◆ Set problem
In the material below, find all lines with the string "khoa" and copy them.

BEGIN

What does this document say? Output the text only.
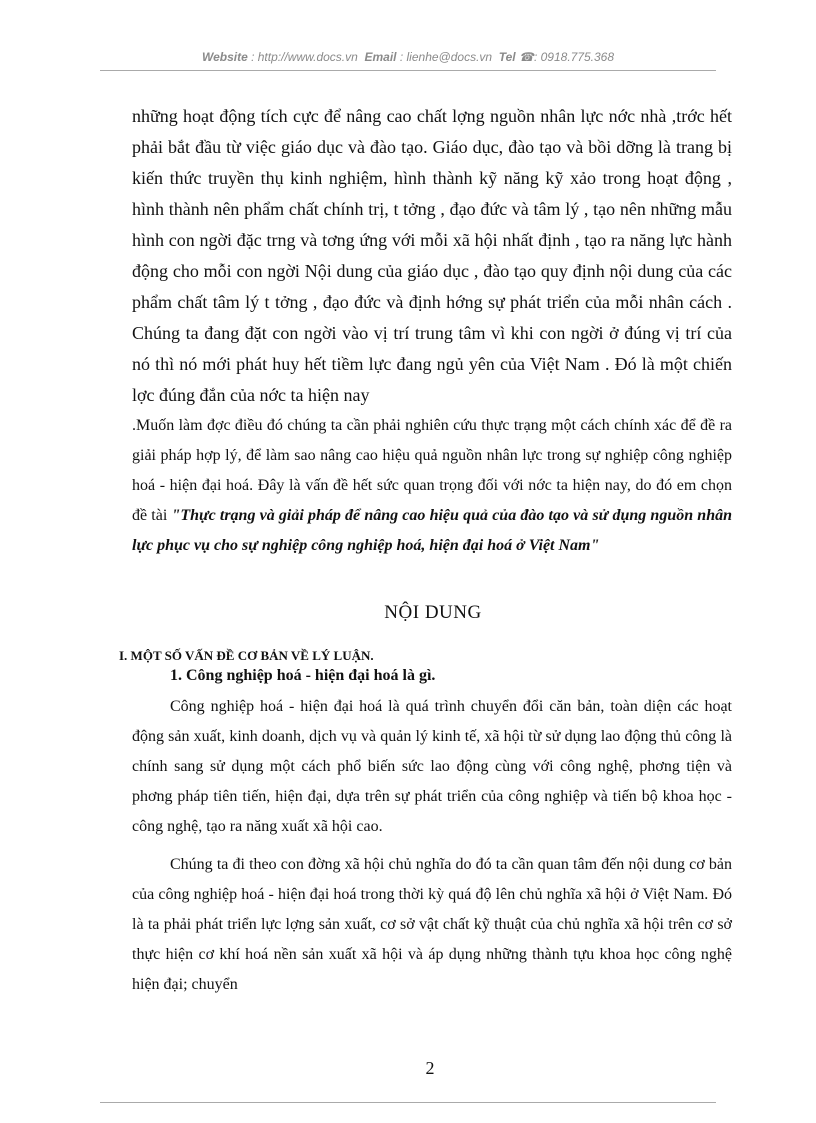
Website : http://www.docs.vn Email : lienhe@docs.vn Tel ☎: 0918.775.368

những hoạt động tích cực để nâng cao chất lợng nguồn nhân lực nớc nhà ,trớc hết phải bắt đầu từ việc giáo dục và đào tạo. Giáo dục, đào tạo và bồi dỡng là trang bị kiến thức truyền thụ kinh nghiệm, hình thành kỹ năng kỹ xảo trong hoạt động , hình thành nên phẩm chất chính trị, t tởng , đạo đức và tâm lý , tạo nên những mẫu hình con ngời đặc trng và tơng ứng với mỗi xã hội nhất định , tạo ra năng lực hành động cho mỗi con ngời Nội dung của giáo dục , đào tạo quy định nội dung của các phẩm chất tâm lý t tởng , đạo đức và định hớng sự phát triển của mỗi nhân cách . Chúng ta đang đặt con ngời vào vị trí trung tâm vì khi con ngời ở đúng vị trí của nó thì nó mới phát huy hết tiềm lực đang ngủ yên của Việt Nam . Đó là một chiến lợc đúng đắn của nớc ta hiện nay

.Muốn làm đợc điều đó chúng ta cần phải nghiên cứu thực trạng một cách chính xác để đề ra giải pháp hợp lý, để làm sao nâng cao hiệu quả nguồn nhân lực trong sự nghiệp công nghiệp hoá - hiện đại hoá. Đây là vấn đề hết sức quan trọng đối với nớc ta hiện nay, do đó em chọn đề tài "Thực trạng và giải pháp để nâng cao hiệu quả của đào tạo và sử dụng nguồn nhân lực phục vụ cho sự nghiệp công nghiệp hoá, hiện đại hoá ở Việt Nam"

NỘI DUNG
I. MỘT SỐ VẤN ĐỀ CƠ BẢN VỀ LÝ LUẬN.
1. Công nghiệp hoá - hiện đại hoá là gì.

Công nghiệp hoá - hiện đại hoá là quá trình chuyển đổi căn bản, toàn diện các hoạt động sản xuất, kinh doanh, dịch vụ và quản lý kinh tế, xã hội từ sử dụng lao động thủ công là chính sang sử dụng một cách phổ biến sức lao động cùng với công nghệ, phơng tiện và phơng pháp tiên tiến, hiện đại, dựa trên sự phát triển của công nghiệp và tiến bộ khoa học - công nghệ, tạo ra năng xuất xã hội cao.

Chúng ta đi theo con đờng xã hội chủ nghĩa do đó ta cần quan tâm đến nội dung cơ bản của công nghiệp hoá - hiện đại hoá trong thời kỳ quá độ lên chủ nghĩa xã hội ở Việt Nam. Đó là ta phải phát triển lực lợng sản xuất, cơ sở vật chất kỹ thuật của chủ nghĩa xã hội trên cơ sở thực hiện cơ khí hoá nền sản xuất xã hội và áp dụng những thành tựu khoa học công nghệ hiện đại; chuyển

2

END

◆ Solution for this exercise
Công nghiệp hoá - hiện đại hoá là quá trình chuyển đổi căn bản, toàn diện các hoạt động sản xuất, kinh doanh, dịch vụ và quản lý kinh tế, xã hội từ sử dụng lao động thủ công là chính sang sử dụng một cách phổ biến sức lao động cùng với công nghệ, phơng tiện và phơng pháp tiên tiến, hiện đại, dựa trên sự phát triển của công nghiệp và tiến bộ khoa học - công nghệ, tạo ra năng xuất xã hội cao.
Chúng ta đi theo con đờng xã hội chủ nghĩa do đó ta cần quan tâm đến nội dung cơ bản của công nghiệp hoá - hiện đại hoá trong thời kỳ quá độ lên chủ nghĩa xã hội ở Việt Nam. Đó là ta phải phát triển lực lợng sản xuất, cơ sở vật chất kỹ thuật của chủ nghĩa xã hội trên cơ sở thực hiện cơ khí hoá nền sản xuất xã hội và áp dụng những thành tựu khoa học công nghệ hiện đại; chuyển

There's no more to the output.